EXERCISE GOAL: Filter the entries that follow, copying every line in which the word "title" appears.

- - -

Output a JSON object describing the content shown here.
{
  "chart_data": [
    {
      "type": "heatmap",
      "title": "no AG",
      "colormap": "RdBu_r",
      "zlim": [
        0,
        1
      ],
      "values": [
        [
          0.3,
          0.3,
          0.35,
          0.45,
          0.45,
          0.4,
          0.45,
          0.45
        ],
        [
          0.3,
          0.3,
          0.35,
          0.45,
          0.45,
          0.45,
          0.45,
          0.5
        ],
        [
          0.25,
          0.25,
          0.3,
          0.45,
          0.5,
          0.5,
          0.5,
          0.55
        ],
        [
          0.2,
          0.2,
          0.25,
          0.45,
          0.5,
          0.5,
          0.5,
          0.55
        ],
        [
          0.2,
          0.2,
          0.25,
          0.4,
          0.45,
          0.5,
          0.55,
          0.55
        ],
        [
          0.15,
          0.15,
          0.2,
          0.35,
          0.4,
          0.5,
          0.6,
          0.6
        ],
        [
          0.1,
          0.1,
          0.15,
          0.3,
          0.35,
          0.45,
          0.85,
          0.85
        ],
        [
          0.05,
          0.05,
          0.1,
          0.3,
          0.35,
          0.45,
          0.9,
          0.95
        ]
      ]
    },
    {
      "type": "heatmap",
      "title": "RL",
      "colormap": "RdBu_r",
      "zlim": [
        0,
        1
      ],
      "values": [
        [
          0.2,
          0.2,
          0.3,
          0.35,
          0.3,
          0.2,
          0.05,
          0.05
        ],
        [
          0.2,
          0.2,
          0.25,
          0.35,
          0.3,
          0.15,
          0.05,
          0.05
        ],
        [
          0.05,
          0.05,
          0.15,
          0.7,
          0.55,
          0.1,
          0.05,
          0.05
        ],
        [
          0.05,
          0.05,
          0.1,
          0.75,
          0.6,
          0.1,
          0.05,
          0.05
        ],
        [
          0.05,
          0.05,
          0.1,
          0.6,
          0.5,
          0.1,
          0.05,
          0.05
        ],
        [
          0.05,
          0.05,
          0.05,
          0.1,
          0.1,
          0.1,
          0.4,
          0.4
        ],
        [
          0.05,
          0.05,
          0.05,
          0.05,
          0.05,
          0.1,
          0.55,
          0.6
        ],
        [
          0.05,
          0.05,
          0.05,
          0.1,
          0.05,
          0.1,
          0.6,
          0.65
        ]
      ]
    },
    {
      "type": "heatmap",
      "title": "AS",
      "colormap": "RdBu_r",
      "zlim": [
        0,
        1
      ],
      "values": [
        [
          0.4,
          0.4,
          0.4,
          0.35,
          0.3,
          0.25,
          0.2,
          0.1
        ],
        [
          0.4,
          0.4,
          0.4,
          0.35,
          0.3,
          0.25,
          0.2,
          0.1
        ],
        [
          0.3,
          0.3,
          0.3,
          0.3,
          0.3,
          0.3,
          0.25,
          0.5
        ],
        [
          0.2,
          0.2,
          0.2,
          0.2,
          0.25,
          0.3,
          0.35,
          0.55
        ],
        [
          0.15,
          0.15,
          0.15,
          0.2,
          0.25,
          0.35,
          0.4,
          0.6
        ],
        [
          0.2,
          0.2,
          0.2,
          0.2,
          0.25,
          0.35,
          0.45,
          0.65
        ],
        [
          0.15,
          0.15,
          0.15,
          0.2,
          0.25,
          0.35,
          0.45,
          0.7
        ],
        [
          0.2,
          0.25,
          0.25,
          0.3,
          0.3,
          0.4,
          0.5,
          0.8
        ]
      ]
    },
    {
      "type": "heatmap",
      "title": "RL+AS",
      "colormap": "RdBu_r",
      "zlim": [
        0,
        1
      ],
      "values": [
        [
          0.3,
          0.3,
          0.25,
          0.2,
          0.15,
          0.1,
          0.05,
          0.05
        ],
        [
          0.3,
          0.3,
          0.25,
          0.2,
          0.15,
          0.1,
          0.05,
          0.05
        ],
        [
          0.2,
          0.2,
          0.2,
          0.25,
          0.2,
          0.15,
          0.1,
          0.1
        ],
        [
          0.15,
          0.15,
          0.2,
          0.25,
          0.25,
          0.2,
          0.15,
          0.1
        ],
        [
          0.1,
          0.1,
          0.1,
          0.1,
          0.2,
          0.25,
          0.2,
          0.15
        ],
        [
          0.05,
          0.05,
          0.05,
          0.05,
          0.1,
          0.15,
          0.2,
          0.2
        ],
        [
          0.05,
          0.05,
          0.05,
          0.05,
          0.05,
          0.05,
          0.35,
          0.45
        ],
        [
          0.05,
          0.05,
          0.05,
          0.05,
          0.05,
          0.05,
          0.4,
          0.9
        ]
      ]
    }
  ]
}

- - -

RESULT FOR THIS EXERCISE:
      "title": "no AG",
      "title": "RL",
      "title": "AS",
      "title": "RL+AS",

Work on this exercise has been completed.